● **What needs to be done**
Substitute "Manual" for every "Automatic" in the lines of the material from the first one through the line that contains "14, 611, 46]", and give those lines back with nothing else changed.

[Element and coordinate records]
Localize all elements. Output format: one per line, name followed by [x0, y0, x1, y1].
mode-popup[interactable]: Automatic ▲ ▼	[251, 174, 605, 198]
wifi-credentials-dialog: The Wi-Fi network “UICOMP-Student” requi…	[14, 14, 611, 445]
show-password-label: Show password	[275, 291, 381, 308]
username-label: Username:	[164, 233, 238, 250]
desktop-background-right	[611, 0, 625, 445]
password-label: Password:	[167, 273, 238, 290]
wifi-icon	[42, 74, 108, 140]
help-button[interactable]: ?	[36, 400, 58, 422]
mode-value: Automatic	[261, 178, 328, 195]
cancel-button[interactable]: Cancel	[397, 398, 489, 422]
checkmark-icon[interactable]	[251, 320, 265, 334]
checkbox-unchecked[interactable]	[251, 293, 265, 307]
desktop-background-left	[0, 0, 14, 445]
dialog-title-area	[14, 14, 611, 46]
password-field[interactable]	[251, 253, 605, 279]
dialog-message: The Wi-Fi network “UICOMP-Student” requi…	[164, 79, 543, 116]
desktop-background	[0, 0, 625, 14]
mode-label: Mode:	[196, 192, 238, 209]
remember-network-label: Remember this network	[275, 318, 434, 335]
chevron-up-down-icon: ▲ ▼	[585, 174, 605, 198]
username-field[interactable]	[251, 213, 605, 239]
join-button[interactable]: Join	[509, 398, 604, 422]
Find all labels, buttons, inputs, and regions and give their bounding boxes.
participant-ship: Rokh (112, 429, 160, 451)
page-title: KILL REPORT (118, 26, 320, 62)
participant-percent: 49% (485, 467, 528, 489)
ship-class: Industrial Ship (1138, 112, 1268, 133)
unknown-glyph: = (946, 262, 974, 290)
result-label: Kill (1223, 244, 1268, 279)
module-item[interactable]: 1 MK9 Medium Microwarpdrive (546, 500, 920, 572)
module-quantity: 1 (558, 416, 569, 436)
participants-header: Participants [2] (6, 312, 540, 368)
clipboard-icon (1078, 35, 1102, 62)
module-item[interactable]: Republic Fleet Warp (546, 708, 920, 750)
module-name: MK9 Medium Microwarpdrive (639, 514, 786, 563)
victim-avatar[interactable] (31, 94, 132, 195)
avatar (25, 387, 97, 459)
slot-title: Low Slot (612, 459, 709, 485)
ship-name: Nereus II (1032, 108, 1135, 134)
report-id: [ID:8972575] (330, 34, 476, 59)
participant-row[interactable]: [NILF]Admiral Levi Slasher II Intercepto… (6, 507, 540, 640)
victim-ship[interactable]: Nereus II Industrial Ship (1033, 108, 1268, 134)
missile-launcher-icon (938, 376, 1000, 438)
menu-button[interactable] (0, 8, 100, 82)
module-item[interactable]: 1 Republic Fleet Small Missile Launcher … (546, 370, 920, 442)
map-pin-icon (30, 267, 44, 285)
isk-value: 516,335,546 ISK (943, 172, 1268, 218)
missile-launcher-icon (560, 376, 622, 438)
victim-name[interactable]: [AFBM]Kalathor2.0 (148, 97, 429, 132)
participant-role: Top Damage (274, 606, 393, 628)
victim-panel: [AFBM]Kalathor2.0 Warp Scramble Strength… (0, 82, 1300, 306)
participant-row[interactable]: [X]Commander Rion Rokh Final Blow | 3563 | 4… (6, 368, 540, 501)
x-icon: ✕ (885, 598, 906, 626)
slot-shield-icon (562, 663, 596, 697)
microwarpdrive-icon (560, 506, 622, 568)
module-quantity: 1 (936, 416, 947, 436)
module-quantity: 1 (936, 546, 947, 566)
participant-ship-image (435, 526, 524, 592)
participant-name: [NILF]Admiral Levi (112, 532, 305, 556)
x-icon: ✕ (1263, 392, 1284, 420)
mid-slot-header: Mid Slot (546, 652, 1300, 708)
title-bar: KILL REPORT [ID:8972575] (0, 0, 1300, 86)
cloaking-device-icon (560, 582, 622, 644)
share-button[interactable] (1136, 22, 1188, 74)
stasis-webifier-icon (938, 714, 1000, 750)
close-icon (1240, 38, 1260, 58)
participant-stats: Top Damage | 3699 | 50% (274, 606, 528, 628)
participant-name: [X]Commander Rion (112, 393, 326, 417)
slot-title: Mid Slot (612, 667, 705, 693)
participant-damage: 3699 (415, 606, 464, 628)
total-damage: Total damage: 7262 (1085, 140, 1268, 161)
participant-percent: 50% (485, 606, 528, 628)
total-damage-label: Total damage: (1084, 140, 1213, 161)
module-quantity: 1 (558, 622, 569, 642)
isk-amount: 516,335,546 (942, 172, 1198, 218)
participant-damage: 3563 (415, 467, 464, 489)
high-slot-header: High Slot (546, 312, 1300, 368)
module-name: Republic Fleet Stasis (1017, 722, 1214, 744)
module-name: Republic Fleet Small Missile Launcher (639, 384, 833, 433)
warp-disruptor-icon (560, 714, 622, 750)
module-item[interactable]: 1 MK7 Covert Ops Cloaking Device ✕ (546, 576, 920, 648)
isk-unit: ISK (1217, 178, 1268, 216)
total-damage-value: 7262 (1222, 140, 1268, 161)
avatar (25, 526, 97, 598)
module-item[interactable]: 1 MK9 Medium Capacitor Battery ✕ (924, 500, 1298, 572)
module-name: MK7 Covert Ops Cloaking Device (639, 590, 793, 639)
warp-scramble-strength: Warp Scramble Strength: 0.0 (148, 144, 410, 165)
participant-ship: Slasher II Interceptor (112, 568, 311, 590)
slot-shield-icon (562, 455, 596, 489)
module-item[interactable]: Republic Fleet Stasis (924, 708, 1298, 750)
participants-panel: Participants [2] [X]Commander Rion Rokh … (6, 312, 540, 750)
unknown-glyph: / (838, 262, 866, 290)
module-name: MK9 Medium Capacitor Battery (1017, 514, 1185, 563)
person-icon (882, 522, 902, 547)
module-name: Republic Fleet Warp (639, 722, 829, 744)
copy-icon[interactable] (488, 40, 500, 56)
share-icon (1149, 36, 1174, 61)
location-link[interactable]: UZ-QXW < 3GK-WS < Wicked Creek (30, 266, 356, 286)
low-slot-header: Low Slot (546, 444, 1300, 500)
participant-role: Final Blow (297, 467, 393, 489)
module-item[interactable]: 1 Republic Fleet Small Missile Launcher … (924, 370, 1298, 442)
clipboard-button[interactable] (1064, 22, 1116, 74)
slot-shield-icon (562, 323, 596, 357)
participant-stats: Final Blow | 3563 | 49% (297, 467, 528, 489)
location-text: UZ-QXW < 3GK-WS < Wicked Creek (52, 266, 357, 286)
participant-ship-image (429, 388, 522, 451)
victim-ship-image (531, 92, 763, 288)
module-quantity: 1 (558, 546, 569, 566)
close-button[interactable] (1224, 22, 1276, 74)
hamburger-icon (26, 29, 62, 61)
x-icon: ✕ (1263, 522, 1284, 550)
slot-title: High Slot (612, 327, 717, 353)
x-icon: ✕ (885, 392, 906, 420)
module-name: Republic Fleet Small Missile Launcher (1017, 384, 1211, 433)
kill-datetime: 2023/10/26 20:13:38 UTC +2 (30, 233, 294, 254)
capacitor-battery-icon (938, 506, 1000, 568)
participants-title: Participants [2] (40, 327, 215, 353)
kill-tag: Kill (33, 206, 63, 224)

● **Exercise response**
Localize all elements. Output format: one per line, name followed by [x0, y0, x1, y1].
mode-popup[interactable]: Manual ▲ ▼	[251, 174, 605, 198]
wifi-credentials-dialog: The Wi-Fi network “UICOMP-Student” requi…	[14, 14, 611, 445]
show-password-label: Show password	[275, 291, 381, 308]
username-label: Username:	[164, 233, 238, 250]
desktop-background-right	[611, 0, 625, 445]
password-label: Password:	[167, 273, 238, 290]
wifi-icon	[42, 74, 108, 140]
help-button[interactable]: ?	[36, 400, 58, 422]
mode-value: Manual	[261, 178, 328, 195]
cancel-button[interactable]: Cancel	[397, 398, 489, 422]
checkmark-icon[interactable]	[251, 320, 265, 334]
checkbox-unchecked[interactable]	[251, 293, 265, 307]
desktop-background-left	[0, 0, 14, 445]
dialog-title-area	[14, 14, 611, 46]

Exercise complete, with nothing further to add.